_CHALLENGE_:
All entries must be repeated exactly; do not include the pictures.

Dataset records on visual material
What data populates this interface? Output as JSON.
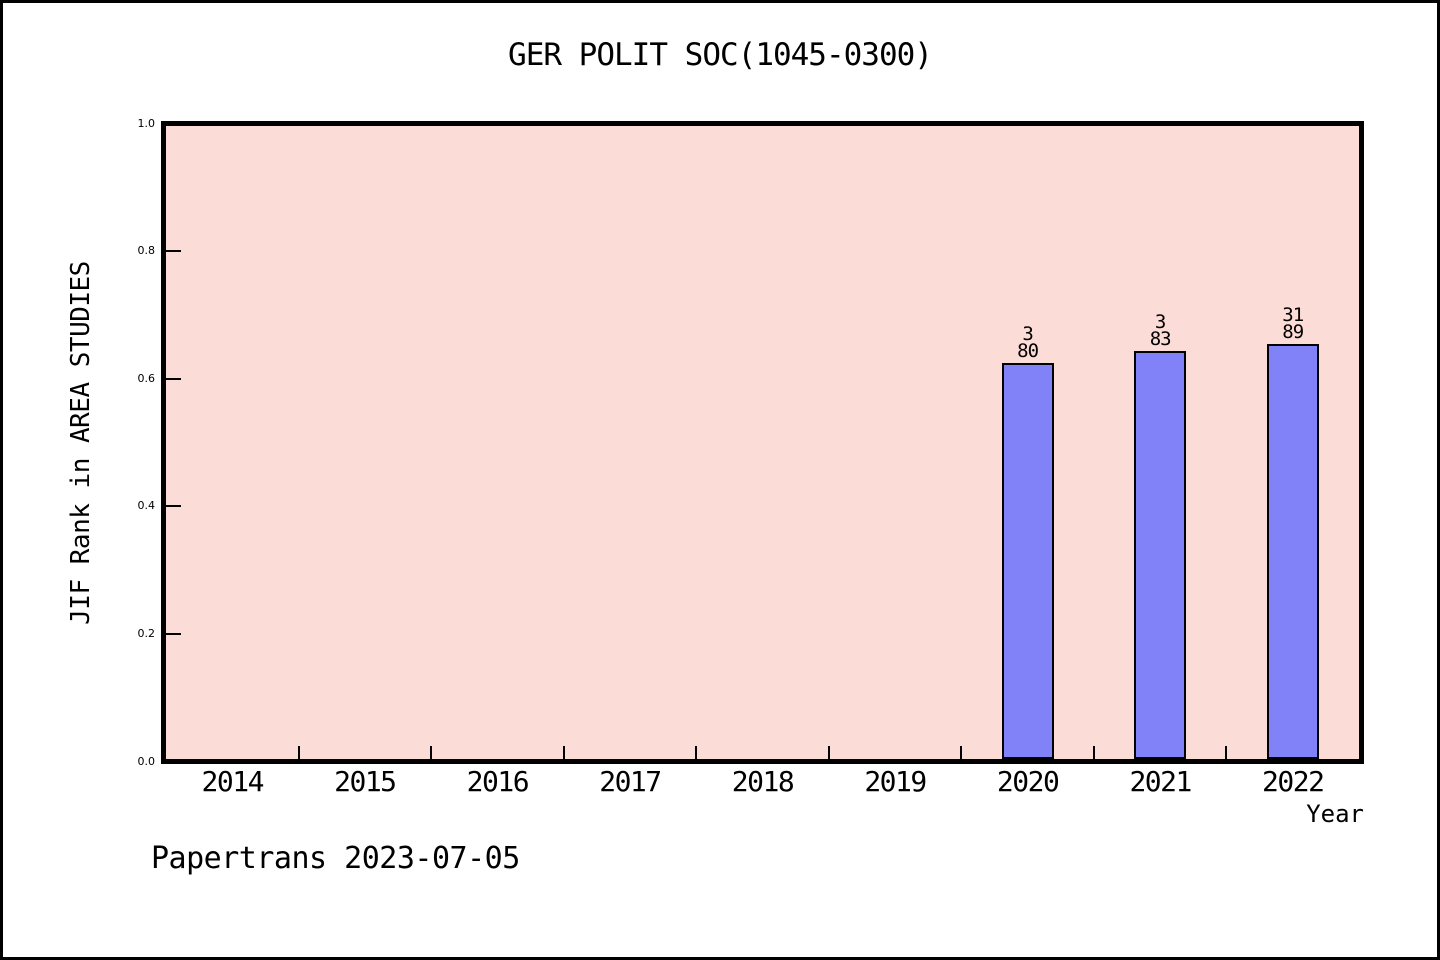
{
  "footer": "Papertrans 2023-07-05",
  "chart_data": {
    "type": "bar",
    "title": "GER POLIT SOC(1045-0300)",
    "xlabel": "Year",
    "ylabel": "JIF Rank in AREA STUDIES",
    "categories": [
      "2014",
      "2015",
      "2016",
      "2017",
      "2018",
      "2019",
      "2020",
      "2021",
      "2022"
    ],
    "ylim": [
      0.0,
      1.0
    ],
    "y_ticks": [
      0.0,
      0.2,
      0.4,
      0.6,
      0.8,
      1.0
    ],
    "grid": false,
    "legend": false,
    "bars": [
      {
        "category": "2020",
        "rank_label": "3",
        "total_label": "80",
        "value": 0.62
      },
      {
        "category": "2021",
        "rank_label": "3",
        "total_label": "83",
        "value": 0.64
      },
      {
        "category": "2022",
        "rank_label": "31",
        "total_label": "89",
        "value": 0.65
      }
    ],
    "colors": {
      "bar_fill": "#8282f8",
      "bar_edge": "#000000",
      "plot_background": "#fcdcd6",
      "frame": "#000000"
    }
  }
}
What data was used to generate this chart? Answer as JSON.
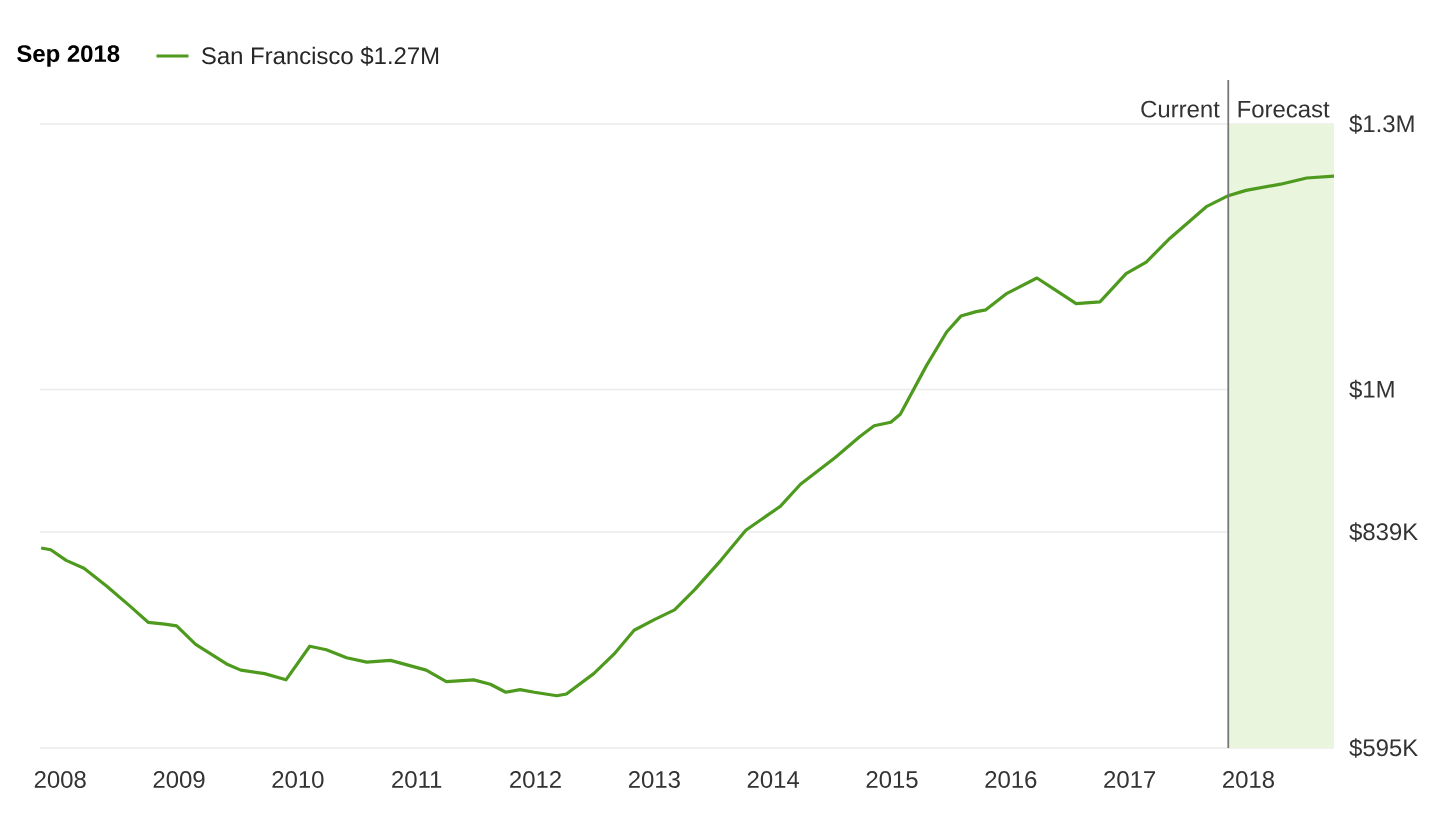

_RESPONSE_:
What data populates this interface? Output as JSON.
{
  "footer": "Papertrans 2023-07-05",
  "chart_data": {
    "type": "bar",
    "title": "GER POLIT SOC(1045-0300)",
    "xlabel": "Year",
    "ylabel": "JIF Rank in AREA STUDIES",
    "categories": [
      "2014",
      "2015",
      "2016",
      "2017",
      "2018",
      "2019",
      "2020",
      "2021",
      "2022"
    ],
    "ylim": [
      0.0,
      1.0
    ],
    "y_ticks": [
      0.0,
      0.2,
      0.4,
      0.6,
      0.8,
      1.0
    ],
    "grid": false,
    "legend": false,
    "bars": [
      {
        "category": "2020",
        "rank_label": "3",
        "total_label": "80",
        "value": 0.62
      },
      {
        "category": "2021",
        "rank_label": "3",
        "total_label": "83",
        "value": 0.64
      },
      {
        "category": "2022",
        "rank_label": "31",
        "total_label": "89",
        "value": 0.65
      }
    ],
    "colors": {
      "bar_fill": "#8282f8",
      "bar_edge": "#000000",
      "plot_background": "#fcdcd6",
      "frame": "#000000"
    }
  }
}
What data was used to generate this chart? Answer as JSON.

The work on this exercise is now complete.